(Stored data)
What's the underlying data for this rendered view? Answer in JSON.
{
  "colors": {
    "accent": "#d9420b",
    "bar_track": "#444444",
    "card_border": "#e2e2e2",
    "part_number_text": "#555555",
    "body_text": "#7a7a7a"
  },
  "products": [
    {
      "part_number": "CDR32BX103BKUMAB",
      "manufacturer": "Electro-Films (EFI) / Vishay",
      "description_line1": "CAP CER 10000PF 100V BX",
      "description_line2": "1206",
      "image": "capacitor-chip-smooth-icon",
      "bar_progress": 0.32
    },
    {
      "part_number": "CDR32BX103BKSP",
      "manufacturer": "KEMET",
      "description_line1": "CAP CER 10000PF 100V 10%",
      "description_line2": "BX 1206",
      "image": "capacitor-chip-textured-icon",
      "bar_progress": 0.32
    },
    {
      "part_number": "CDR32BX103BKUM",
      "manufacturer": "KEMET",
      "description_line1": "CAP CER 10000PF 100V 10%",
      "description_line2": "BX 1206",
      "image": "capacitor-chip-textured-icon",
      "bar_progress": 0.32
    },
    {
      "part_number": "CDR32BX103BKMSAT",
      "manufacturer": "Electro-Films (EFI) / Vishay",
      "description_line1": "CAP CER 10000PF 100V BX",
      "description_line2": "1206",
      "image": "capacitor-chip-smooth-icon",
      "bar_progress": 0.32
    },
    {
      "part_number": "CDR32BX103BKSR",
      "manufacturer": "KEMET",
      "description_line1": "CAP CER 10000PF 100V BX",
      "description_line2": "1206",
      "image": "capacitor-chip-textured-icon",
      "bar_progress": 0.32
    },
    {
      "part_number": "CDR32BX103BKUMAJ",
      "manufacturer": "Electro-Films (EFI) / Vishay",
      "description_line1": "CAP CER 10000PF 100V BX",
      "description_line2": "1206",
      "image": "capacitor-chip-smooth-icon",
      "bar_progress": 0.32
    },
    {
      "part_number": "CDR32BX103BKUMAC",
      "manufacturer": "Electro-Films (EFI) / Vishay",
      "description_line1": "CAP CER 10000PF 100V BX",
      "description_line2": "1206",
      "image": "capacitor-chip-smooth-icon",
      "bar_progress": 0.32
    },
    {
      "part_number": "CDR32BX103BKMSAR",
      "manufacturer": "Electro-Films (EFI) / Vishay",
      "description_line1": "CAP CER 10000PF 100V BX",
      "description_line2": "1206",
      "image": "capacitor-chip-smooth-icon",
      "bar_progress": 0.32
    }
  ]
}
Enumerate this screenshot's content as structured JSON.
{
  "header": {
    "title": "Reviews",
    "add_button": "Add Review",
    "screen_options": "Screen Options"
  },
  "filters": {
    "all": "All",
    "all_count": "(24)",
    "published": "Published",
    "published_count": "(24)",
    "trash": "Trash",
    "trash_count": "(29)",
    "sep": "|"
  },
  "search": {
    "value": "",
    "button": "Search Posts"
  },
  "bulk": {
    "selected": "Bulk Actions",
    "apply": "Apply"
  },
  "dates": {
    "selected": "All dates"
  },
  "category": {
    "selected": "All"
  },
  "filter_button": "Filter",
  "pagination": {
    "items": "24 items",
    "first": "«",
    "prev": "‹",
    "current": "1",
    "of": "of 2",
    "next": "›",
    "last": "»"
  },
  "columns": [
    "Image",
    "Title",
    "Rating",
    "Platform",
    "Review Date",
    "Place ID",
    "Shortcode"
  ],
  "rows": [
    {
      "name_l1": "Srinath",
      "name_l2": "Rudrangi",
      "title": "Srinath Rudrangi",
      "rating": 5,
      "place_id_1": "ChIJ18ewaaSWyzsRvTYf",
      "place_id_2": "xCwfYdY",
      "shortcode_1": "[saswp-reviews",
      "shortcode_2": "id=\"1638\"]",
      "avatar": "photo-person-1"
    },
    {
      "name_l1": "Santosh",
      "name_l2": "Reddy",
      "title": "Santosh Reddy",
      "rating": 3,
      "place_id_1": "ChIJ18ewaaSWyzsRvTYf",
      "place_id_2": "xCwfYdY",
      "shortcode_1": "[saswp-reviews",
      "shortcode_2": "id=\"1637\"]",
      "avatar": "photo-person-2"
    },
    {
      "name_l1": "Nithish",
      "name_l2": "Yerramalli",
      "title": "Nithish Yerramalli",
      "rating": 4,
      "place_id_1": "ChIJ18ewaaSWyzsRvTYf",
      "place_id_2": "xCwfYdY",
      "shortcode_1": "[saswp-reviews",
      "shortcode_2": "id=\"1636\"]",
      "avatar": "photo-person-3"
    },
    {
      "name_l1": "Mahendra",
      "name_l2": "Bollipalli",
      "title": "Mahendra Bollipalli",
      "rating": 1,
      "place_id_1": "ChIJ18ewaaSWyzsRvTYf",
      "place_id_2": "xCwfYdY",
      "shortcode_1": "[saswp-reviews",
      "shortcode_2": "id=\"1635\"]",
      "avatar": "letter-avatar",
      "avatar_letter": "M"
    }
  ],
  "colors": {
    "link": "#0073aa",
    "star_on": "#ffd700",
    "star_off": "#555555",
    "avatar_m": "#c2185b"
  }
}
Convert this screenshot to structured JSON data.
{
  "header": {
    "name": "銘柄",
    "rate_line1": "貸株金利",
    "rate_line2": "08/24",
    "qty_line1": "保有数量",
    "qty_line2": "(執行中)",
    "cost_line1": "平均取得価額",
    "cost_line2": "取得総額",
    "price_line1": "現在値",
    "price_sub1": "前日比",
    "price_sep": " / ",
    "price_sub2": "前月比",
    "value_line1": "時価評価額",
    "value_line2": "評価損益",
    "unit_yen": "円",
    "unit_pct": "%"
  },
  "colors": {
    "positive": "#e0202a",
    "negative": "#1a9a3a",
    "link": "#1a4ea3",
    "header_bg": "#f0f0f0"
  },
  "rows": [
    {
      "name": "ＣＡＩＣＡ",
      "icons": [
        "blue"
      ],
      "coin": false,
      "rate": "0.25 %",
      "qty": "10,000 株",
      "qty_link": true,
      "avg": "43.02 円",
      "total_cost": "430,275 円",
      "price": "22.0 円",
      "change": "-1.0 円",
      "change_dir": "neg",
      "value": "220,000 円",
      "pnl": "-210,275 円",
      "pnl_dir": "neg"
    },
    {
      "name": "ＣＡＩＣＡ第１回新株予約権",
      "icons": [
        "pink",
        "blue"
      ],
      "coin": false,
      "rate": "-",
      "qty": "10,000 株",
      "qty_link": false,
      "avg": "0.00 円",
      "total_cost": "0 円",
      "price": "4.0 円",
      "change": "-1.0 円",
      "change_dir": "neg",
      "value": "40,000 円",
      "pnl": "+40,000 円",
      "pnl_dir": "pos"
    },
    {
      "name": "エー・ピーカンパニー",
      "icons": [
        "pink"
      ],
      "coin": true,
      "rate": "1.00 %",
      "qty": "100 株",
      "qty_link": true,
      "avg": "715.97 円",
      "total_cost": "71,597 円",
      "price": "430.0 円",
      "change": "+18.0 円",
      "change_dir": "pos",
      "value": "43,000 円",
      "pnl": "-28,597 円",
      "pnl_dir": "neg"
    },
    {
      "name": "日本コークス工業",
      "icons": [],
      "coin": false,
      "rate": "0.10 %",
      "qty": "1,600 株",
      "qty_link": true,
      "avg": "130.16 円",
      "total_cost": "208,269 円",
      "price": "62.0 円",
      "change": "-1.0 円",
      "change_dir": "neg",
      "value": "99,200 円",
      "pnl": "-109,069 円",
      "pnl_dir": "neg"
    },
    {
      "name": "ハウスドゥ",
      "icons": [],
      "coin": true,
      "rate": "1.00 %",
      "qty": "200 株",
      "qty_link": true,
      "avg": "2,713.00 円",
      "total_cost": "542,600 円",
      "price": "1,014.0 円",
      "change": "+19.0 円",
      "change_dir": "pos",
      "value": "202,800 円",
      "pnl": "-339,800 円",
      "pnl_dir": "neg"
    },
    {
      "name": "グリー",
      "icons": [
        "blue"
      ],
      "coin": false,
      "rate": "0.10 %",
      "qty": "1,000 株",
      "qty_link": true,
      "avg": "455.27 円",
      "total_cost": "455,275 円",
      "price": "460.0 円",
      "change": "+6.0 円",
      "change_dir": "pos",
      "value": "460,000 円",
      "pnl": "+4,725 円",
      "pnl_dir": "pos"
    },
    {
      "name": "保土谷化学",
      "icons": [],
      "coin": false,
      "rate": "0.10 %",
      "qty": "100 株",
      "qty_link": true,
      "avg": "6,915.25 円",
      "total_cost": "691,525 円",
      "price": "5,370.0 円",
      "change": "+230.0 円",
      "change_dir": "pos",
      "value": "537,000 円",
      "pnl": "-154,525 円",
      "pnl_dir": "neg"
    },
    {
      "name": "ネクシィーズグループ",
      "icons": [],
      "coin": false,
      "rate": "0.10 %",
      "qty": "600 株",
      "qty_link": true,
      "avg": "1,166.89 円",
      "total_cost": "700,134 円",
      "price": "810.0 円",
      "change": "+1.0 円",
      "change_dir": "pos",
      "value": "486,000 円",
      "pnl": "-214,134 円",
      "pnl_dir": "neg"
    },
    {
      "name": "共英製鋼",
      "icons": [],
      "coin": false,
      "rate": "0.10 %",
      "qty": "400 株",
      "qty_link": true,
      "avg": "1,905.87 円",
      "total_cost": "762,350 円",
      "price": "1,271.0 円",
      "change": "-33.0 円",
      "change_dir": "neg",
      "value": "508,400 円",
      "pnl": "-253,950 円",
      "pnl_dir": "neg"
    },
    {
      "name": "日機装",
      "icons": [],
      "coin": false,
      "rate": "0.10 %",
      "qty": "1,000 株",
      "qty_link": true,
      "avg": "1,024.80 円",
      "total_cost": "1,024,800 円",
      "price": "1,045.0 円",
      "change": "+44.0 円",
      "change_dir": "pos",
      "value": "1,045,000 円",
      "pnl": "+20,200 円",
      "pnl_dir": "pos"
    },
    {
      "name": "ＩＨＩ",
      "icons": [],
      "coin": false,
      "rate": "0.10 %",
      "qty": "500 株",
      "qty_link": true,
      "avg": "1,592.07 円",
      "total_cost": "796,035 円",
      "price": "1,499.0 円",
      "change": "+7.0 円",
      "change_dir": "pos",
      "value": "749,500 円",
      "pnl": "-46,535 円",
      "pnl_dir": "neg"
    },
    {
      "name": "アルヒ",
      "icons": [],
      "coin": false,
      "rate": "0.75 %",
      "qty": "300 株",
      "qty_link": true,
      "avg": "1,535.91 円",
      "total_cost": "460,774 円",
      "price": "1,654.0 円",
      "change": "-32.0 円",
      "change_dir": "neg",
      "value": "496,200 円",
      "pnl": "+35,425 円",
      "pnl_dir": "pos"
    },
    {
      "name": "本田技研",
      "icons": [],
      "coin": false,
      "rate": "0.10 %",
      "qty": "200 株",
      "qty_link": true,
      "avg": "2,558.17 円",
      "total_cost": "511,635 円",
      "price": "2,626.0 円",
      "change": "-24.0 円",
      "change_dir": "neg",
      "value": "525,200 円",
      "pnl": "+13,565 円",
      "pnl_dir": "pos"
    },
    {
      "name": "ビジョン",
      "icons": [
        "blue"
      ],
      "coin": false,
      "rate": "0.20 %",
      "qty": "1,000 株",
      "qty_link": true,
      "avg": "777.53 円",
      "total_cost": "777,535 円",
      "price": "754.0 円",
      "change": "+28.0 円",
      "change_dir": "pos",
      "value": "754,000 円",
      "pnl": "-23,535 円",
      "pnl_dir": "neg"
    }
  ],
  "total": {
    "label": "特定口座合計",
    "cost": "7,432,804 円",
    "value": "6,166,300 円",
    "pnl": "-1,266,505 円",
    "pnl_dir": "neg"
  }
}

**GIVEN TASK**
In the listing, find all lines with the string "JSON" and copy them.

**TASK OUTPUT**
What's the underlying data for this rendered view? Answer in JSON.
Enumerate this screenshot's content as structured JSON.
Convert this screenshot to structured JSON data.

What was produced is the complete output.